>> begin Provided data

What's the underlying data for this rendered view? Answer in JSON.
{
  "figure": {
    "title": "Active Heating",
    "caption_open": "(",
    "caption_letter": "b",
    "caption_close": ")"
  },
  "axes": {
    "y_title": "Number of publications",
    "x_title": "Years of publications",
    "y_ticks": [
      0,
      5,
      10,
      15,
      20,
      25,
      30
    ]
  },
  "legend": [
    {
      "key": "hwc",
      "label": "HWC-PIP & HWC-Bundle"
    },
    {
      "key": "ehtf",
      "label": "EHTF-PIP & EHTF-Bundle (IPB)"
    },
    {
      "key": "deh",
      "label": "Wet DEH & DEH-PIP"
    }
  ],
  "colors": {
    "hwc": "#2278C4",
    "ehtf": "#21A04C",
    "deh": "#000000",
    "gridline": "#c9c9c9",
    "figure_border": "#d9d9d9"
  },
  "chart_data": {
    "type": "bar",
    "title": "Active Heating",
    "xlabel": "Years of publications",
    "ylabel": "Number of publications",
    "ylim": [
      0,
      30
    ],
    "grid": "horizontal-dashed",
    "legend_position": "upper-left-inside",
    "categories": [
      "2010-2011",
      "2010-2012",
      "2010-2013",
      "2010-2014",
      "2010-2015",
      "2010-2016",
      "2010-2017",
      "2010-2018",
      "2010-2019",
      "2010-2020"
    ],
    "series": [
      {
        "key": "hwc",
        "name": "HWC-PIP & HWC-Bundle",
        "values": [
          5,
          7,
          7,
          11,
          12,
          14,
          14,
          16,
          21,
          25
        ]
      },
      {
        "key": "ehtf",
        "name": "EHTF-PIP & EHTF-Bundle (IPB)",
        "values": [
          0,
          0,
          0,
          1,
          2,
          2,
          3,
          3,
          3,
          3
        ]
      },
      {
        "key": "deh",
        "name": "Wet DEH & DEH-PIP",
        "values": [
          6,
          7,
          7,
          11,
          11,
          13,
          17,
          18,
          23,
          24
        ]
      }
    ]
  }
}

>> end Provided data

▸ **Work to do**:
Pick out each line in the material containing "Bundle".

▸ **Exercise result**:
      "label": "HWC-PIP & HWC-Bundle"
      "label": "EHTF-PIP & EHTF-Bundle (IPB)"
        "name": "HWC-PIP & HWC-Bundle",
        "name": "EHTF-PIP & EHTF-Bundle (IPB)",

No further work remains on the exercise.